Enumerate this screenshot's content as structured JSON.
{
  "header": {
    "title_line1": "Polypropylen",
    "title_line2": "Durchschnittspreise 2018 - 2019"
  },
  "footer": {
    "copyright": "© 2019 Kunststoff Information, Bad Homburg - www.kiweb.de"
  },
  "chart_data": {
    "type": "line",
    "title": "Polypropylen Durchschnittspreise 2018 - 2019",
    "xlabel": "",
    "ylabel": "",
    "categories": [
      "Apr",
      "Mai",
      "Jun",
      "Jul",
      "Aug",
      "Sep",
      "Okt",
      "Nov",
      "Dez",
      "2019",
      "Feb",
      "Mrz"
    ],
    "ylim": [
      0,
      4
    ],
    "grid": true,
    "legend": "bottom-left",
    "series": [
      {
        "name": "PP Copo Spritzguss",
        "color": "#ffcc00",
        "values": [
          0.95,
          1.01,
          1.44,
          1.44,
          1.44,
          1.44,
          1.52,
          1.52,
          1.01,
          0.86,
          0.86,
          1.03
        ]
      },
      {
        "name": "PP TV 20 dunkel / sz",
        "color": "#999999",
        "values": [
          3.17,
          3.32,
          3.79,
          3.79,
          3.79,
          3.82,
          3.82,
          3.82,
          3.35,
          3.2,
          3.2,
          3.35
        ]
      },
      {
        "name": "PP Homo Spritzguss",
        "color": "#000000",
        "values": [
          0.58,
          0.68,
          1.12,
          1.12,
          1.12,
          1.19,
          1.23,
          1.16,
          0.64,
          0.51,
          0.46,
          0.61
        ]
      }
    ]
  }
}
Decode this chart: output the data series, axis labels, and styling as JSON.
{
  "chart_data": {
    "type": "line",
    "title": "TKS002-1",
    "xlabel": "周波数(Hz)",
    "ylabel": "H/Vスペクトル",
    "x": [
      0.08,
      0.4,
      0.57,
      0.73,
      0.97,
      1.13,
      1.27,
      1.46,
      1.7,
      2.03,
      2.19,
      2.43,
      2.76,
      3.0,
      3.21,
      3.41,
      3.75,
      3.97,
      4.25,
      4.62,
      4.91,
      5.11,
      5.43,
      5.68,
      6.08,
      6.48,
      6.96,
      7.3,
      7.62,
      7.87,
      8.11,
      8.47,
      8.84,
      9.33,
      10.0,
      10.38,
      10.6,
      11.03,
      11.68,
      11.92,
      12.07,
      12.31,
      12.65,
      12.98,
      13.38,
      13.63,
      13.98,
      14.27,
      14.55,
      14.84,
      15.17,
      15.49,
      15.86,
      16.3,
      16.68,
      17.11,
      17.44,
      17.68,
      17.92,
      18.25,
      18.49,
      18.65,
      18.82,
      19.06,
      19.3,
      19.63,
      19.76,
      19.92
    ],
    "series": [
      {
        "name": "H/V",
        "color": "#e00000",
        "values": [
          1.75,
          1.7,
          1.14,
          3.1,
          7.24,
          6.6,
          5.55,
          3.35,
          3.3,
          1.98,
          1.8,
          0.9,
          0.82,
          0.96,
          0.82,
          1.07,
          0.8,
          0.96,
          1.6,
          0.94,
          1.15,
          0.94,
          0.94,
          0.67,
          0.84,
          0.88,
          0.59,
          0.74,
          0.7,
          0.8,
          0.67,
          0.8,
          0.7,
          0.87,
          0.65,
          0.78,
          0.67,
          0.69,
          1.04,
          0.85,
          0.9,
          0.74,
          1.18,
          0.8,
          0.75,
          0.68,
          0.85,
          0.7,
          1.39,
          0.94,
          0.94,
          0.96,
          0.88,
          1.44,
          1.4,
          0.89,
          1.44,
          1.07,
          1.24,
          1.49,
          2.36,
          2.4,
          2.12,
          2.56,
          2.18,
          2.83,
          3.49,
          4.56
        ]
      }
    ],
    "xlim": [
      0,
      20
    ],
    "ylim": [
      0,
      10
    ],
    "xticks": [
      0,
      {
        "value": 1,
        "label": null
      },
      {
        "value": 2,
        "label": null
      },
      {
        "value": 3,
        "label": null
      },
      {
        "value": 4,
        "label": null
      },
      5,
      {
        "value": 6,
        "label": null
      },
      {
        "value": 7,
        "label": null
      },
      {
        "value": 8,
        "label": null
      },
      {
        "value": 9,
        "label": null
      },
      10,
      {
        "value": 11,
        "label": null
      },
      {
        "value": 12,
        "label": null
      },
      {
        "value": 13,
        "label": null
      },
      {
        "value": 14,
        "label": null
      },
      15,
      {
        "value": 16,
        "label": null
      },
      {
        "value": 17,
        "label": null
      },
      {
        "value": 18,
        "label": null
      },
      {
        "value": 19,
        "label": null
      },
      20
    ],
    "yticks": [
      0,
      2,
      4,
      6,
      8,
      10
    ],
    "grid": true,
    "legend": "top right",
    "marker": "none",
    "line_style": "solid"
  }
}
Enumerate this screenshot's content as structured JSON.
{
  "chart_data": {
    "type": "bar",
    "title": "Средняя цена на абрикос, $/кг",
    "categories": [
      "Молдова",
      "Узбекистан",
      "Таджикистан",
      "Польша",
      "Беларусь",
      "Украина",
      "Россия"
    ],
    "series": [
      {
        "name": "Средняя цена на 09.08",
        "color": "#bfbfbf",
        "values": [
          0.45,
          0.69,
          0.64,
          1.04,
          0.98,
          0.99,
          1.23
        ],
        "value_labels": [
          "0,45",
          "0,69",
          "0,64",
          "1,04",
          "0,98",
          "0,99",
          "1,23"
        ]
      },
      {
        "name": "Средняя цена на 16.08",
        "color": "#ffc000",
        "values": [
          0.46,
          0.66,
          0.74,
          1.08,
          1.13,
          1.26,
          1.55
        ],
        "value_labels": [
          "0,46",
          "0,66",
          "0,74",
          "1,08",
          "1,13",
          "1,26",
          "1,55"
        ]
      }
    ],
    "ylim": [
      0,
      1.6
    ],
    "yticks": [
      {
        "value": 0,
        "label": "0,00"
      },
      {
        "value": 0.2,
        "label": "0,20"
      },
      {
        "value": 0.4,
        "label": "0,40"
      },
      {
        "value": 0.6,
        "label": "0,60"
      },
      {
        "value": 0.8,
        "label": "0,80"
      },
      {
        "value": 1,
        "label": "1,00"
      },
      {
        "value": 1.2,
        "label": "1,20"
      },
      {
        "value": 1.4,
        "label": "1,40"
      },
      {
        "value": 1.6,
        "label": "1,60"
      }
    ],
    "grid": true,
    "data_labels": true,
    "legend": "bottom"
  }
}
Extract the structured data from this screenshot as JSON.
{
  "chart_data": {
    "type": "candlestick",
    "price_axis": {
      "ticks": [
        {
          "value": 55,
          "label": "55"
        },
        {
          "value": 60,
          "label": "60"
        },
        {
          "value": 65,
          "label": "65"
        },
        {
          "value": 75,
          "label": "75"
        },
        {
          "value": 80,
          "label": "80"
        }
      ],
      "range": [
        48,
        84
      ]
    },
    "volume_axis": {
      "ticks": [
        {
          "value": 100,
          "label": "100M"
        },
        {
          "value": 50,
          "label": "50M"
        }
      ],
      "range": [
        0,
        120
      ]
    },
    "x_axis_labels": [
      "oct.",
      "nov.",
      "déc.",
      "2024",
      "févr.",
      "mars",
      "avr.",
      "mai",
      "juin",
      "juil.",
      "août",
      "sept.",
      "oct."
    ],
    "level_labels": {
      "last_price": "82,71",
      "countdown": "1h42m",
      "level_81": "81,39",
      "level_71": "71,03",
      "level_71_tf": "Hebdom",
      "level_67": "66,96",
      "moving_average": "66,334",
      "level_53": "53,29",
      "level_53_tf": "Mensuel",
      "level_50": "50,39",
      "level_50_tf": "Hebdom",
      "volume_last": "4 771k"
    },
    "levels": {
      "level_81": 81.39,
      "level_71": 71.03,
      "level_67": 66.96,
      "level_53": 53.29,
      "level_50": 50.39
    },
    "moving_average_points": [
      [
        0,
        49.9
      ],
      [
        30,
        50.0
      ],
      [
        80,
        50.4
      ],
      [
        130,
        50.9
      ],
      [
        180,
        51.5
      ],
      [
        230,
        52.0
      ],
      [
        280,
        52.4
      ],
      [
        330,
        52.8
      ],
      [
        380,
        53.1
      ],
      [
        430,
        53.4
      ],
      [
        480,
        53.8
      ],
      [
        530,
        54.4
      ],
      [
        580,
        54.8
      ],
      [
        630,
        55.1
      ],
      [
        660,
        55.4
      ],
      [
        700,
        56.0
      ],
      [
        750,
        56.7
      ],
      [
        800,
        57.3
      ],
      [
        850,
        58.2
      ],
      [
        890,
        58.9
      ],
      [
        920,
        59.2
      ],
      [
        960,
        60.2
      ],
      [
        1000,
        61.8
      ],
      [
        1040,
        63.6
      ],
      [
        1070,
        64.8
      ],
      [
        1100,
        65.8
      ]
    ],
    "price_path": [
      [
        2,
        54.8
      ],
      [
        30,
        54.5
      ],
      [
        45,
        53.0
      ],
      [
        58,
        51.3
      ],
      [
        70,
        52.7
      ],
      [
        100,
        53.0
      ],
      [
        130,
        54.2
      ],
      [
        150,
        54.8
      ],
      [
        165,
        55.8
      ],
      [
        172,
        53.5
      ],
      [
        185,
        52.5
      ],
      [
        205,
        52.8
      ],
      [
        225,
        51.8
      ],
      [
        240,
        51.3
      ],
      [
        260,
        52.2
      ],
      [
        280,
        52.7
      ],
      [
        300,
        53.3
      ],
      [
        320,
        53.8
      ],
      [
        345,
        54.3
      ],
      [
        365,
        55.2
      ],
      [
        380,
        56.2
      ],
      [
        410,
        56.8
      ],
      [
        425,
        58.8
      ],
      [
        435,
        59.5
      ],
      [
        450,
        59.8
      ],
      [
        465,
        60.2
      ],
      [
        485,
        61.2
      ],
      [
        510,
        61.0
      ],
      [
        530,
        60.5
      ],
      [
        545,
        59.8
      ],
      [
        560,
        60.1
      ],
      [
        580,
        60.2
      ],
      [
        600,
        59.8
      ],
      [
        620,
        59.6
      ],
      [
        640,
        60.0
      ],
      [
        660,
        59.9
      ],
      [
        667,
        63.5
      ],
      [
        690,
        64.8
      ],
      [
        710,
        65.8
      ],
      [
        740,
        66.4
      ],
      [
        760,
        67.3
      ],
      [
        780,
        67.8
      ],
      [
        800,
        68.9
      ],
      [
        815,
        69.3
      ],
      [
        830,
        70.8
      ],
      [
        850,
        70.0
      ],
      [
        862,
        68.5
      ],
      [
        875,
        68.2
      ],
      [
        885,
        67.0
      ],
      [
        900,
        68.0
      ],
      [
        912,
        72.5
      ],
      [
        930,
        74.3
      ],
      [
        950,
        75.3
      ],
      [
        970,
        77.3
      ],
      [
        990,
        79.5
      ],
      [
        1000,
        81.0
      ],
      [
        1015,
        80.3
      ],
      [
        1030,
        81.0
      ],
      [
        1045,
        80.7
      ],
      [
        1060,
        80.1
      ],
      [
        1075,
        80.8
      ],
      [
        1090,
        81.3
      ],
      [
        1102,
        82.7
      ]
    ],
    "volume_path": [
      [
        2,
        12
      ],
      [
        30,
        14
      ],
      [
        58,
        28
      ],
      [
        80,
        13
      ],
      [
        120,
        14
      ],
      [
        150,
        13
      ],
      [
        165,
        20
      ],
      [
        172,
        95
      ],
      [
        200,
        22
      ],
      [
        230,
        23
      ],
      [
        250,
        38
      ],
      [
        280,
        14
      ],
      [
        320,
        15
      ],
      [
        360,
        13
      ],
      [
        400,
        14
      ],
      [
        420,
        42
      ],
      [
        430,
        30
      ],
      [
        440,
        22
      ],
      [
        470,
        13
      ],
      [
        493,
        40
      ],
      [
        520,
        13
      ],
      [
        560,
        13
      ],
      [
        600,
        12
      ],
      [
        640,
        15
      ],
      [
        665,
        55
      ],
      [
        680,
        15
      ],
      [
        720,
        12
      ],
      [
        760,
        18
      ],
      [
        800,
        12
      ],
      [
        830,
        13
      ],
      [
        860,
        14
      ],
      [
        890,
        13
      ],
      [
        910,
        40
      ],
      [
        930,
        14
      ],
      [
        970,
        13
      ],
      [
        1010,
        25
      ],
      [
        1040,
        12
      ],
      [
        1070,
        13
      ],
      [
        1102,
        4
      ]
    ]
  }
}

====

#### [BRIEF]
Within the material above, find the lines that contain the word "Средняя"; copy them.

#### [RESULT BELOW]
    "title": "Средняя цена на абрикос, $/кг",
        "name": "Средняя цена на 09.08",
        "name": "Средняя цена на 16.08",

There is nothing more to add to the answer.